#### YOUR INSTRUCTIONS
Would you transcribe all of the data exactly, down to the last character?

#### RECORD SET
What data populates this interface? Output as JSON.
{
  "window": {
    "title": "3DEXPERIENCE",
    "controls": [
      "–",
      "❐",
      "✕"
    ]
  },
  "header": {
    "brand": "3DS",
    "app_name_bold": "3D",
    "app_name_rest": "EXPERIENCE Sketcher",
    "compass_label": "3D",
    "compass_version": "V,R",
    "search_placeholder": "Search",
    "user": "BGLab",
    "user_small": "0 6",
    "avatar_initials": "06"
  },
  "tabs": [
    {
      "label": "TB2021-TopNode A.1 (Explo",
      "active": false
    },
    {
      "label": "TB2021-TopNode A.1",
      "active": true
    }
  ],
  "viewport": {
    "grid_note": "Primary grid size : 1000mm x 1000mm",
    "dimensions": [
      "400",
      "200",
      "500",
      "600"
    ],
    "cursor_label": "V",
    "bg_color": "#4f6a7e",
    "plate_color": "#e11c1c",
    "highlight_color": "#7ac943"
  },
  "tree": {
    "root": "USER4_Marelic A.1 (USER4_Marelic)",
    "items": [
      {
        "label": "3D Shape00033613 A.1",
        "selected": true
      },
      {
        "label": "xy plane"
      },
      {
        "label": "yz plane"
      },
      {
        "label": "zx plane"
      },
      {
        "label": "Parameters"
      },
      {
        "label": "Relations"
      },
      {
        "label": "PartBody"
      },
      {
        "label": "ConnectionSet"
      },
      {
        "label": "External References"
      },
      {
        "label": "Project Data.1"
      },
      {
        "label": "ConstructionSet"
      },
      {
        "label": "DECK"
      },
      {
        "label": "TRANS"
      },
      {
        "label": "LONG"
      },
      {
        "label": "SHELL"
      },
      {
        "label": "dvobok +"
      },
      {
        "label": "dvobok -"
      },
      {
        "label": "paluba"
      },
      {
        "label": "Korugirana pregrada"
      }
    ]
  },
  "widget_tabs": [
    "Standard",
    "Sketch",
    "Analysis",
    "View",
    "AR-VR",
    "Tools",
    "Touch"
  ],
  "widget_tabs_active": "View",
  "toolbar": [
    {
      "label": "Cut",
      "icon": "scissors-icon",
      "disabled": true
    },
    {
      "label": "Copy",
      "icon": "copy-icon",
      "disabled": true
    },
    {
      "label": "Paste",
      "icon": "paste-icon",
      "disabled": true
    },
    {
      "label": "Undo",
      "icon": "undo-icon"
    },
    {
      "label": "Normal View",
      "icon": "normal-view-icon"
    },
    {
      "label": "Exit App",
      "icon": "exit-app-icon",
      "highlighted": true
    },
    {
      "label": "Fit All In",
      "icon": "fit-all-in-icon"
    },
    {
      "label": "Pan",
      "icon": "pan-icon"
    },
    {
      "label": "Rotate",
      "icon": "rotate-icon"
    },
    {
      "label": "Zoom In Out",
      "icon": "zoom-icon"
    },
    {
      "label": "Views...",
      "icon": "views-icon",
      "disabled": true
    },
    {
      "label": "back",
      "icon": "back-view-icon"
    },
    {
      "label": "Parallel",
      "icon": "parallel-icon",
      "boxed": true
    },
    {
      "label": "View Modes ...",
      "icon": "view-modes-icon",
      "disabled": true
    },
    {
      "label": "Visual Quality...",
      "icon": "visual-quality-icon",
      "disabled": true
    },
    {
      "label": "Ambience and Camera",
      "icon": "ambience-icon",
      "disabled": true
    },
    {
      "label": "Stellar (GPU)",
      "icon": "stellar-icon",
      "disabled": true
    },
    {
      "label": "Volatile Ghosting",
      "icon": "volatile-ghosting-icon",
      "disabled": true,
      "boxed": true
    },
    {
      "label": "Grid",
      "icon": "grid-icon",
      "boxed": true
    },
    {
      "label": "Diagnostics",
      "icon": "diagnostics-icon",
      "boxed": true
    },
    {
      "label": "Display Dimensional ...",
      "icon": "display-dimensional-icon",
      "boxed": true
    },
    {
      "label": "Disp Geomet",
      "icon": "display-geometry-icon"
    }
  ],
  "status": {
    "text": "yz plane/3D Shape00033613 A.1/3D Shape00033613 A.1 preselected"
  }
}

#### REPLY TO THE TASK
What data populates this interface? Output as JSON.
{
  "window": {
    "title": "3DEXPERIENCE",
    "controls": [
      "–",
      "❐",
      "✕"
    ]
  },
  "header": {
    "brand": "3DS",
    "app_name_bold": "3D",
    "app_name_rest": "EXPERIENCE Sketcher",
    "compass_label": "3D",
    "compass_version": "V,R",
    "search_placeholder": "Search",
    "user": "BGLab",
    "user_small": "0 6",
    "avatar_initials": "06"
  },
  "tabs": [
    {
      "label": "TB2021-TopNode A.1 (Explo",
      "active": false
    },
    {
      "label": "TB2021-TopNode A.1",
      "active": true
    }
  ],
  "viewport": {
    "grid_note": "Primary grid size : 1000mm x 1000mm",
    "dimensions": [
      "400",
      "200",
      "500",
      "600"
    ],
    "cursor_label": "V",
    "bg_color": "#4f6a7e",
    "plate_color": "#e11c1c",
    "highlight_color": "#7ac943"
  },
  "tree": {
    "root": "USER4_Marelic A.1 (USER4_Marelic)",
    "items": [
      {
        "label": "3D Shape00033613 A.1",
        "selected": true
      },
      {
        "label": "xy plane"
      },
      {
        "label": "yz plane"
      },
      {
        "label": "zx plane"
      },
      {
        "label": "Parameters"
      },
      {
        "label": "Relations"
      },
      {
        "label": "PartBody"
      },
      {
        "label": "ConnectionSet"
      },
      {
        "label": "External References"
      },
      {
        "label": "Project Data.1"
      },
      {
        "label": "ConstructionSet"
      },
      {
        "label": "DECK"
      },
      {
        "label": "TRANS"
      },
      {
        "label": "LONG"
      },
      {
        "label": "SHELL"
      },
      {
        "label": "dvobok +"
      },
      {
        "label": "dvobok -"
      },
      {
        "label": "paluba"
      },
      {
        "label": "Korugirana pregrada"
      }
    ]
  },
  "widget_tabs": [
    "Standard",
    "Sketch",
    "Analysis",
    "View",
    "AR-VR",
    "Tools",
    "Touch"
  ],
  "widget_tabs_active": "View",
  "toolbar": [
    {
      "label": "Cut",
      "icon": "scissors-icon",
      "disabled": true
    },
    {
      "label": "Copy",
      "icon": "copy-icon",
      "disabled": true
    },
    {
      "label": "Paste",
      "icon": "paste-icon",
      "disabled": true
    },
    {
      "label": "Undo",
      "icon": "undo-icon"
    },
    {
      "label": "Normal View",
      "icon": "normal-view-icon"
    },
    {
      "label": "Exit App",
      "icon": "exit-app-icon",
      "highlighted": true
    },
    {
      "label": "Fit All In",
      "icon": "fit-all-in-icon"
    },
    {
      "label": "Pan",
      "icon": "pan-icon"
    },
    {
      "label": "Rotate",
      "icon": "rotate-icon"
    },
    {
      "label": "Zoom In Out",
      "icon": "zoom-icon"
    },
    {
      "label": "Views...",
      "icon": "views-icon",
      "disabled": true
    },
    {
      "label": "back",
      "icon": "back-view-icon"
    },
    {
      "label": "Parallel",
      "icon": "parallel-icon",
      "boxed": true
    },
    {
      "label": "View Modes ...",
      "icon": "view-modes-icon",
      "disabled": true
    },
    {
      "label": "Visual Quality...",
      "icon": "visual-quality-icon",
      "disabled": true
    },
    {
      "label": "Ambience and Camera",
      "icon": "ambience-icon",
      "disabled": true
    },
    {
      "label": "Stellar (GPU)",
      "icon": "stellar-icon",
      "disabled": true
    },
    {
      "label": "Volatile Ghosting",
      "icon": "volatile-ghosting-icon",
      "disabled": true,
      "boxed": true
    },
    {
      "label": "Grid",
      "icon": "grid-icon",
      "boxed": true
    },
    {
      "label": "Diagnostics",
      "icon": "diagnostics-icon",
      "boxed": true
    },
    {
      "label": "Display Dimensional ...",
      "icon": "display-dimensional-icon",
      "boxed": true
    },
    {
      "label": "Disp Geomet",
      "icon": "display-geometry-icon"
    }
  ],
  "status": {
    "text": "yz plane/3D Shape00033613 A.1/3D Shape00033613 A.1 preselected"
  }
}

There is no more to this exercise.